--- begin Supplied information ---
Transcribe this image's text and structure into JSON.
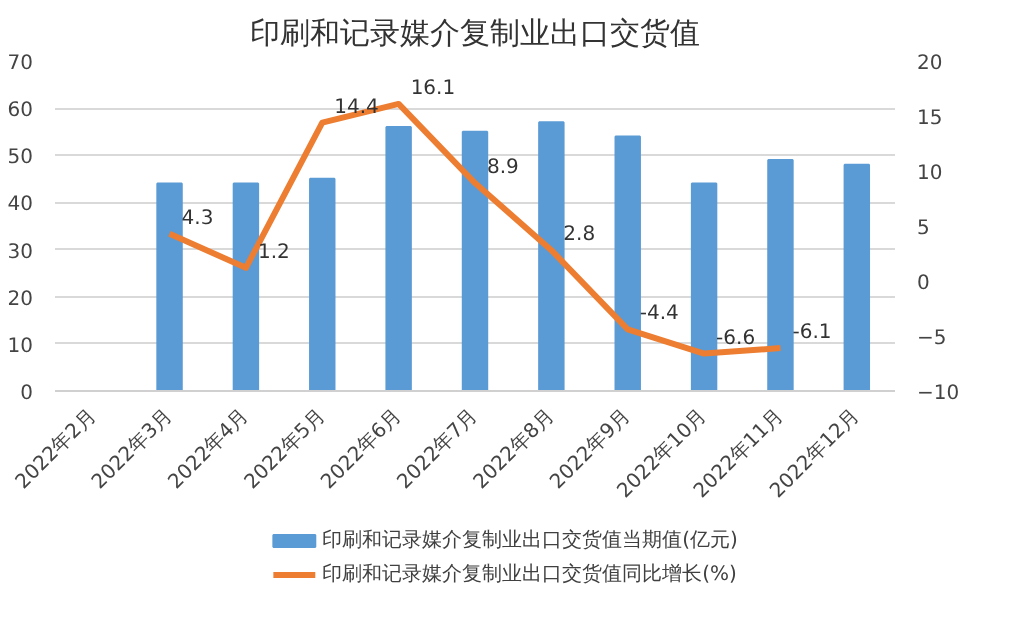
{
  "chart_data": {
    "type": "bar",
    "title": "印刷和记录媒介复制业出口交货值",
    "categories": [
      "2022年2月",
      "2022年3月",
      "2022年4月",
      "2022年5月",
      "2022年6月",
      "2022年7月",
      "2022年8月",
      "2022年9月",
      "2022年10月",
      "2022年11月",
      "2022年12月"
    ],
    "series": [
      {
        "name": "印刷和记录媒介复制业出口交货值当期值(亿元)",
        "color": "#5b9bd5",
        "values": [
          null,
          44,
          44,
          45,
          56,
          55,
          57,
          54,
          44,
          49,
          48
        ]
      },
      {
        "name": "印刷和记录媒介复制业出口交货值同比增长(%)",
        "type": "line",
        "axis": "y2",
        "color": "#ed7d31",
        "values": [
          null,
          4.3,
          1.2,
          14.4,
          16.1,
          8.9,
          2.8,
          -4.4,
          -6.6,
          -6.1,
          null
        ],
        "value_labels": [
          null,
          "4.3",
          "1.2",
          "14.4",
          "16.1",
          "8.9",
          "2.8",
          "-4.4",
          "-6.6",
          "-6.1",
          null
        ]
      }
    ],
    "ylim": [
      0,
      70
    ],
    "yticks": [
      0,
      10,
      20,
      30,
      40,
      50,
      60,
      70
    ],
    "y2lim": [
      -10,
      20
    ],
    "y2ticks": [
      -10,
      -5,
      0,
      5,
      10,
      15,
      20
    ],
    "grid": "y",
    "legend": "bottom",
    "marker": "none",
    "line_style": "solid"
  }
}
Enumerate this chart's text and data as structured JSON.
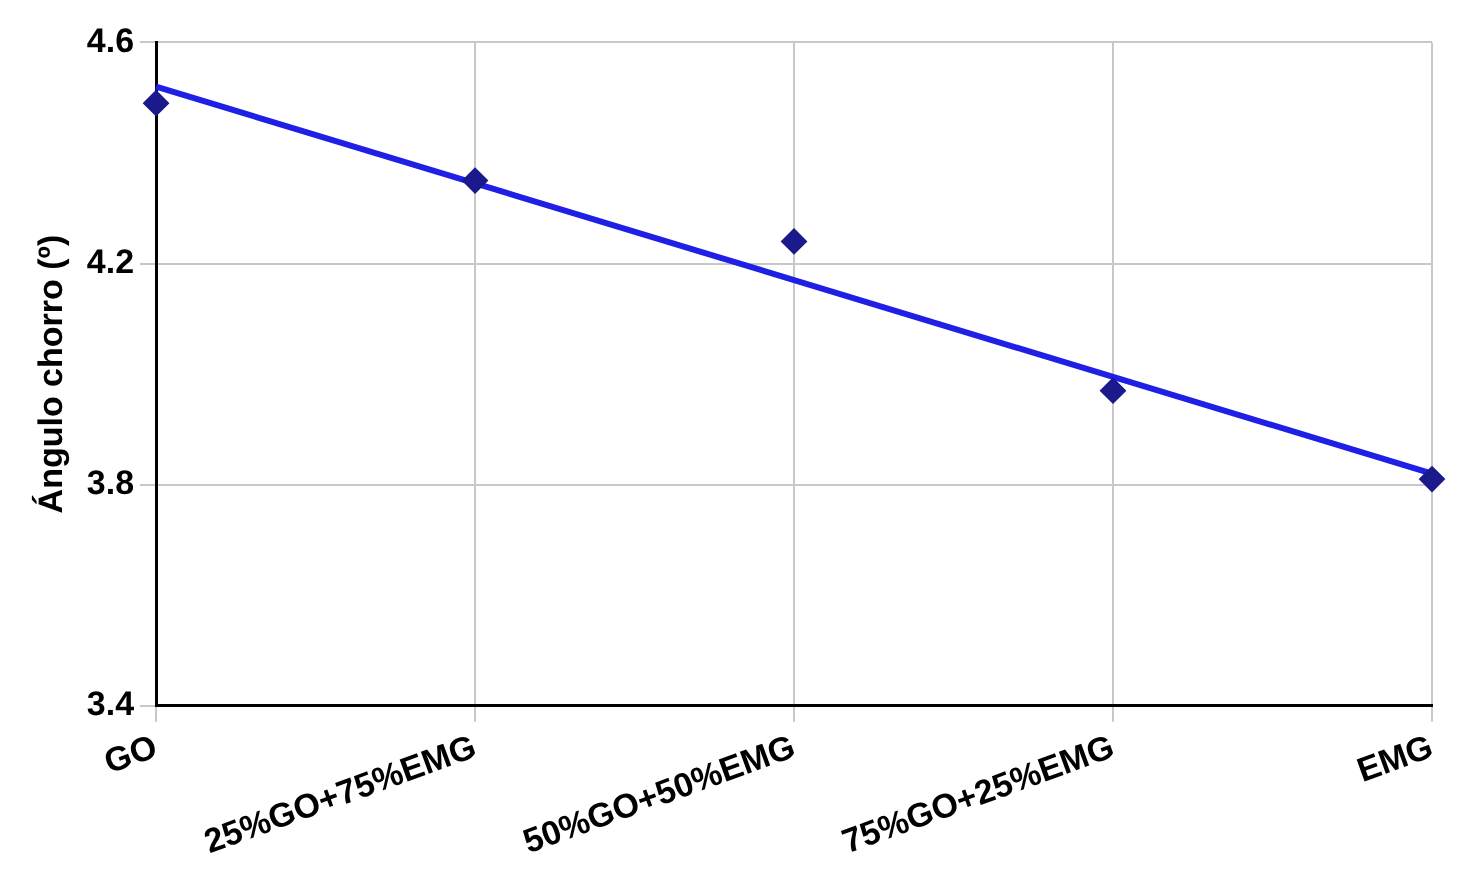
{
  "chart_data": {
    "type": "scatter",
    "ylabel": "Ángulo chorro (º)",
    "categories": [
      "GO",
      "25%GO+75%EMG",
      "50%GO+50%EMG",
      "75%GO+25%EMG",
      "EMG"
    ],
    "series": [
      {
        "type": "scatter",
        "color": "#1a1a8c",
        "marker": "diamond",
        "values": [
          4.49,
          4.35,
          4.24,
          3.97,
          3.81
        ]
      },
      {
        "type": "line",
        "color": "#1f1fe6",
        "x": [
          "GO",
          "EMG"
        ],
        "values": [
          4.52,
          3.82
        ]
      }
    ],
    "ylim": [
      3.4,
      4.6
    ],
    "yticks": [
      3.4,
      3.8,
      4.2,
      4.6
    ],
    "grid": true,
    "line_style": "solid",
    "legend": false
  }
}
--- end Supplied information ---
**Task to carry out:**
Select every line in the material above where the string "JSON" occurs, and copy it.

**The solution:**
Transcribe this image's text and structure into JSON.
Enumerate this chart's text and data as structured JSON.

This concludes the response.